Data supplied:
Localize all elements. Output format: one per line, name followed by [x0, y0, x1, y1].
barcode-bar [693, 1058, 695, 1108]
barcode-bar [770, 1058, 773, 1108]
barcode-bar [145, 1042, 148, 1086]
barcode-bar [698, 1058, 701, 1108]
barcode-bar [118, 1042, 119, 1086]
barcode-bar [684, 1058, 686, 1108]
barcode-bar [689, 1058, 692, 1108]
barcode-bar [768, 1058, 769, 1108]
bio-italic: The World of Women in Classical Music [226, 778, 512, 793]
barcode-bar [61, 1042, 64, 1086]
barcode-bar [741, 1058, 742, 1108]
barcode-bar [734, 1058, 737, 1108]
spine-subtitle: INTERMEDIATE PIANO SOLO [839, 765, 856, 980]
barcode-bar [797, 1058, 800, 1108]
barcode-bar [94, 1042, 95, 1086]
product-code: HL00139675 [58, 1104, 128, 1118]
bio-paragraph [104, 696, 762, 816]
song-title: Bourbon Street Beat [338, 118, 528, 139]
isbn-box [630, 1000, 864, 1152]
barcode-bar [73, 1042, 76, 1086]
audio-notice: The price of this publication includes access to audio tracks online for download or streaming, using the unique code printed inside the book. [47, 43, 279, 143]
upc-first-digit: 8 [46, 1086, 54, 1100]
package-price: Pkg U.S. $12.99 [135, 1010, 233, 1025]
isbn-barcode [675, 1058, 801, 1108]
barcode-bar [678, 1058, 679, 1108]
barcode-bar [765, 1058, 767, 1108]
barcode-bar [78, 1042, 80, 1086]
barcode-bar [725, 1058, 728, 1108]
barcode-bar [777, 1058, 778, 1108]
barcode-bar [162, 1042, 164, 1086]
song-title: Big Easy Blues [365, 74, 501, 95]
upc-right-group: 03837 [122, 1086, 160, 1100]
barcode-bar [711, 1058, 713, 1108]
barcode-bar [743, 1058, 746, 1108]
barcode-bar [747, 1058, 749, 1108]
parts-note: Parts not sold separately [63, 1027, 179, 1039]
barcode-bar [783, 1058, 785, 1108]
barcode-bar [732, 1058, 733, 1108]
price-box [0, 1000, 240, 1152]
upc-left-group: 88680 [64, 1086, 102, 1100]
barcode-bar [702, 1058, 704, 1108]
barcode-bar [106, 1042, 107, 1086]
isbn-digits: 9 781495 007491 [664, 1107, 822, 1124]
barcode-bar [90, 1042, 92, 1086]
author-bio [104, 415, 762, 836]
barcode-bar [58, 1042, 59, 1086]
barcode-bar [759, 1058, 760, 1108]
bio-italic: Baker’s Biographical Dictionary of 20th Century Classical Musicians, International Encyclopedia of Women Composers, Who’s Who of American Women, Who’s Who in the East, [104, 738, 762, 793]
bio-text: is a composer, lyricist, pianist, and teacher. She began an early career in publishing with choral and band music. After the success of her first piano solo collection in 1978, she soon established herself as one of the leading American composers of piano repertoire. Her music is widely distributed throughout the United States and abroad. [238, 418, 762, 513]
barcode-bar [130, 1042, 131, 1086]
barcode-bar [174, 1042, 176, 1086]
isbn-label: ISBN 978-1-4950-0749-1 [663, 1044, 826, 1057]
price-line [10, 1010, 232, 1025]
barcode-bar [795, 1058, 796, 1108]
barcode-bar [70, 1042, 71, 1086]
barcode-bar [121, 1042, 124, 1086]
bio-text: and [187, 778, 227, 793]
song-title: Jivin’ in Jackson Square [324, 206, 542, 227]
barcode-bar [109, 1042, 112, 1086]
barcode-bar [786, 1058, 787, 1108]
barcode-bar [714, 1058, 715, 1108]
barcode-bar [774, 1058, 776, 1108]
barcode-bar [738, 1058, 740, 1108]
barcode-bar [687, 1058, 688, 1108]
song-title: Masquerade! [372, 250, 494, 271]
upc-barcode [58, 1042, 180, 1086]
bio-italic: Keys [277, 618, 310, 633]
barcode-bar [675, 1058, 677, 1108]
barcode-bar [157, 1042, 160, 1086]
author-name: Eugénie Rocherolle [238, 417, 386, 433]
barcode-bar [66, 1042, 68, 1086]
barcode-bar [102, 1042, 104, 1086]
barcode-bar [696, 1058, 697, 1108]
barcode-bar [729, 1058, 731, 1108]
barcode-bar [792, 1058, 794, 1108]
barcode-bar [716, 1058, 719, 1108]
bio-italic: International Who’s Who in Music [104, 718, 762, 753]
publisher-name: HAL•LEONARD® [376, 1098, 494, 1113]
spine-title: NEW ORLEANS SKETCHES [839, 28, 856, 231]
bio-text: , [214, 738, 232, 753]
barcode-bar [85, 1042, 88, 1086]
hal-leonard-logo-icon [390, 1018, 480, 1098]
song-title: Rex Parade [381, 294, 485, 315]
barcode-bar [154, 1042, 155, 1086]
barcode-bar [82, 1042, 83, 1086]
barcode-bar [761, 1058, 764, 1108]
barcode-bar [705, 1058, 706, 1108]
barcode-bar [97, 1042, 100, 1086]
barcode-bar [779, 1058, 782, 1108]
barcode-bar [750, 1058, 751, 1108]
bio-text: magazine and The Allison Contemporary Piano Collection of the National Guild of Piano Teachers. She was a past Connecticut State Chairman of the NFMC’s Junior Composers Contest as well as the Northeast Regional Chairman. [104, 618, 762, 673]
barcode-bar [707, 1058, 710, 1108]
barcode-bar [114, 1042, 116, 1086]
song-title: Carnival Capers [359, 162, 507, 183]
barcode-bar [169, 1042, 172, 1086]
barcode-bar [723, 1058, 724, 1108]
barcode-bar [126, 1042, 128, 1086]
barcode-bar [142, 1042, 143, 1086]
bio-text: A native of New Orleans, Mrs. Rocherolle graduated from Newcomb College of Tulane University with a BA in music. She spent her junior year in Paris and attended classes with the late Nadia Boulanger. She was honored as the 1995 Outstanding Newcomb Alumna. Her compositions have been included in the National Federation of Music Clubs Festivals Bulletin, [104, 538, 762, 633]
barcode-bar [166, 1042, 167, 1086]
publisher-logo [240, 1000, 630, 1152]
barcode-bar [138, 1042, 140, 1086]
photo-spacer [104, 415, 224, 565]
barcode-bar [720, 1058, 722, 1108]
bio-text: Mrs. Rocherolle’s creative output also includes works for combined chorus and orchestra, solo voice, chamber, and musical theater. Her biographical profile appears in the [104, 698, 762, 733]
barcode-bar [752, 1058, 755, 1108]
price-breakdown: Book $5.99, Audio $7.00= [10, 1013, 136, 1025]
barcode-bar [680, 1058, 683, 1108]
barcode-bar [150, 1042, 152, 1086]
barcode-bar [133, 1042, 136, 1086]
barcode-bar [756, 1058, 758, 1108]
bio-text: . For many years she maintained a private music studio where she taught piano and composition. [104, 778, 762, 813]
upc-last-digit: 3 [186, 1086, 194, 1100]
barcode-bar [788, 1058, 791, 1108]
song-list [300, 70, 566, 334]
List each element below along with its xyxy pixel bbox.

...

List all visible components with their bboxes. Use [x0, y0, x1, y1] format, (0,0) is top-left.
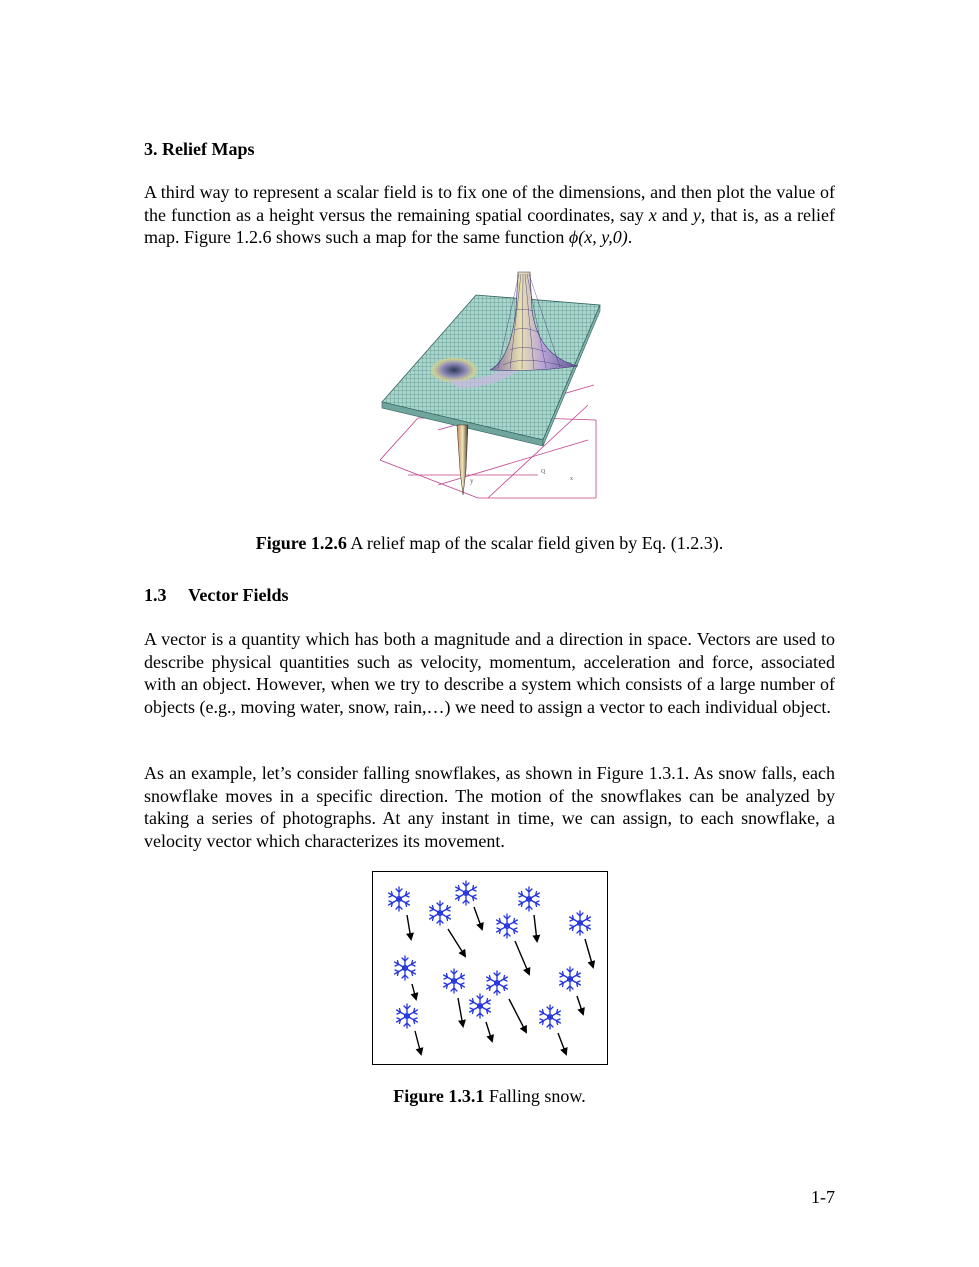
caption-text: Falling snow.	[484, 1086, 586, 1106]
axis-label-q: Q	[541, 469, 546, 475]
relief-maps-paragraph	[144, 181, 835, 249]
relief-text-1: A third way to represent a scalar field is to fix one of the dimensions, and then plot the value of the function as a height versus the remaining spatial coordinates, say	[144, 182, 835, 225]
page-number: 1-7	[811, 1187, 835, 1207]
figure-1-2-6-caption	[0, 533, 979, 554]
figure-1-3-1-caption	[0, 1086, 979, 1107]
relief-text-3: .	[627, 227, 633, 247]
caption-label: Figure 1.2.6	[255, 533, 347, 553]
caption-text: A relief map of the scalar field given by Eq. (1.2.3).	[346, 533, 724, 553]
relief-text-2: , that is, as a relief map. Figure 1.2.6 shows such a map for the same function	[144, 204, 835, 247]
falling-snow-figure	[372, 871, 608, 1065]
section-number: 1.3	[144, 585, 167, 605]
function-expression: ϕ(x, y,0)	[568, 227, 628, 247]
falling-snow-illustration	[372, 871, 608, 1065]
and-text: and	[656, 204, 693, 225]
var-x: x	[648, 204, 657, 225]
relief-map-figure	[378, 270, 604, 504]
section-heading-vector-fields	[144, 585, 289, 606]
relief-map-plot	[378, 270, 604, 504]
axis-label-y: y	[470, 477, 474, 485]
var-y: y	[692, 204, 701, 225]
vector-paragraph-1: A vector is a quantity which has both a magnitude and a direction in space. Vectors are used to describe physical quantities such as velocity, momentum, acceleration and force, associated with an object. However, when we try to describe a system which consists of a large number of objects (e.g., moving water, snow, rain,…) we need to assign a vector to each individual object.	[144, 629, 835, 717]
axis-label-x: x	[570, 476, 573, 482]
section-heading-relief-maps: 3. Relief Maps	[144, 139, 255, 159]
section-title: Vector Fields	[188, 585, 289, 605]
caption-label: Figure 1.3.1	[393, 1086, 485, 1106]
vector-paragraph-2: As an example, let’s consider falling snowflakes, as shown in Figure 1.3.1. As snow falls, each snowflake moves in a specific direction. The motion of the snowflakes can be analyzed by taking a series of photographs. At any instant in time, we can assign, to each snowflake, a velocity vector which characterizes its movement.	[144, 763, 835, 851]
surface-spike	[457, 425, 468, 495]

==

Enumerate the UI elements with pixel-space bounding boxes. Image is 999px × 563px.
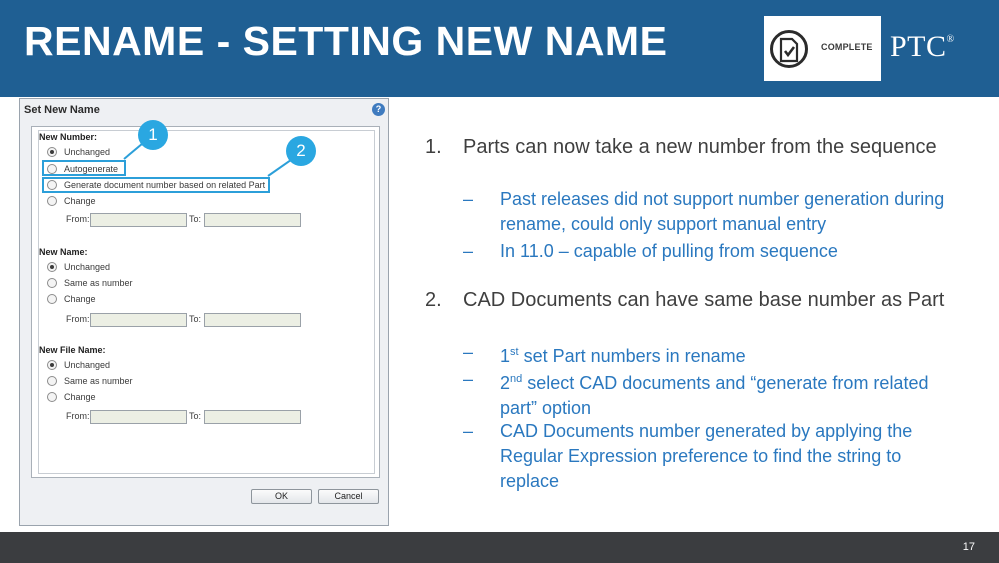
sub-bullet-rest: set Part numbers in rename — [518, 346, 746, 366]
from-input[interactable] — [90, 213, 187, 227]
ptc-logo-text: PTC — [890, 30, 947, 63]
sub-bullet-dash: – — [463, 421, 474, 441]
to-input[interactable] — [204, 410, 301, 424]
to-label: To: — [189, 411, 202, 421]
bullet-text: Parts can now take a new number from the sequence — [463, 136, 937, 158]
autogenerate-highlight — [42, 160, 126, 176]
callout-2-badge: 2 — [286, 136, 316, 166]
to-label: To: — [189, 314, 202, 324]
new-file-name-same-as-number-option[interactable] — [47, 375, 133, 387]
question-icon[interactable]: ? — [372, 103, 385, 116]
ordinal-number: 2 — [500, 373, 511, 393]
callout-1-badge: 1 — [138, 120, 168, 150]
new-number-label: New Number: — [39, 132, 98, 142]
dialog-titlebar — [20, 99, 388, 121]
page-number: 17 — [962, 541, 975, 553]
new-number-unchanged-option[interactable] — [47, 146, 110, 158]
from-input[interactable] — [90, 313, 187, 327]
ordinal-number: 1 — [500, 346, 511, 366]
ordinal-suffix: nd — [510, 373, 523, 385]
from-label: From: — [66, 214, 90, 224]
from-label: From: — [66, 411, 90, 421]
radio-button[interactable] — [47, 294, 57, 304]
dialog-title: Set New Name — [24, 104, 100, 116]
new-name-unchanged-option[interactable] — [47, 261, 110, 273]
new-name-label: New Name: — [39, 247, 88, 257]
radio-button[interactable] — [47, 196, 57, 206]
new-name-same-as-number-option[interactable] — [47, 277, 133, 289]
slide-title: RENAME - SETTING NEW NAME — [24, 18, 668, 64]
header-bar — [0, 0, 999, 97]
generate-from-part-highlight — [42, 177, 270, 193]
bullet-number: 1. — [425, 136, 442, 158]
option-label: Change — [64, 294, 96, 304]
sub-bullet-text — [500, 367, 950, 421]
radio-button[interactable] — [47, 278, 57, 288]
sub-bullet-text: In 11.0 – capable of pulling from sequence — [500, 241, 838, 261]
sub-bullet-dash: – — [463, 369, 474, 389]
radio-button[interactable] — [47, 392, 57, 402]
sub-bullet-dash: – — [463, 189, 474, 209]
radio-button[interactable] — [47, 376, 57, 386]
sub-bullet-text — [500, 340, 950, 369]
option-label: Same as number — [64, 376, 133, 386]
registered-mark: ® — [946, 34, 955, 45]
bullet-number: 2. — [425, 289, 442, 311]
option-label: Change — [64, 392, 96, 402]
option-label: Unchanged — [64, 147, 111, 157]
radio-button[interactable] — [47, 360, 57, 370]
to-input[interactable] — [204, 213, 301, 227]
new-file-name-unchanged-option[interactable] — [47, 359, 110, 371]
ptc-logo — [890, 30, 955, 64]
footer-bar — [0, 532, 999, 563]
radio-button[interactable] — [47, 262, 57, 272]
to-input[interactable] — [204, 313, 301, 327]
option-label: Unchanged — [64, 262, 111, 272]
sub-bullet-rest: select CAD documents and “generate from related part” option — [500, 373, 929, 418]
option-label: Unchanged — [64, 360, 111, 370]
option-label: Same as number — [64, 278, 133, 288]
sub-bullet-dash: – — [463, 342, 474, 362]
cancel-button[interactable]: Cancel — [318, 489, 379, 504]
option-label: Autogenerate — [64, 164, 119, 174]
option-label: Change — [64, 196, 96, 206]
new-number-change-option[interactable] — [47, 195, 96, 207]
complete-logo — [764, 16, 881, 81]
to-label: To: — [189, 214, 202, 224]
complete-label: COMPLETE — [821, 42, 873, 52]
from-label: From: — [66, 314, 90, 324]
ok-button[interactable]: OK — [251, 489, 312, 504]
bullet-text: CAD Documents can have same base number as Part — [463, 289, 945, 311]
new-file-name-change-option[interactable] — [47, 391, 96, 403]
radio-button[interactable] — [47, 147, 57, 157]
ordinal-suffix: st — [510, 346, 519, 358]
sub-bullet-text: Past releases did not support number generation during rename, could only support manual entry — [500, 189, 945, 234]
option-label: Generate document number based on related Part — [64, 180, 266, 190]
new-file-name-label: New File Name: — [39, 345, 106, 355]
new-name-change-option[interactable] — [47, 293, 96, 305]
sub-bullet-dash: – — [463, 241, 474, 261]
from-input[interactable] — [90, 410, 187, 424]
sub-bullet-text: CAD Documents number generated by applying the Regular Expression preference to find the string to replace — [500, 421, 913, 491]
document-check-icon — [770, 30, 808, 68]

Short exercise: Return, in full, each line above that contains the string "scalar". Treat uppercase and lowercase letters as distinct.

Full solution:
relief-text-1: A third way to represent a scalar field is to fix one of the dimensions, and then plot the value of the function as a height versus the remaining spatial coordinates, say	[144, 182, 835, 225]
caption-text: A relief map of the scalar field given by Eq. (1.2.3).	[346, 533, 724, 553]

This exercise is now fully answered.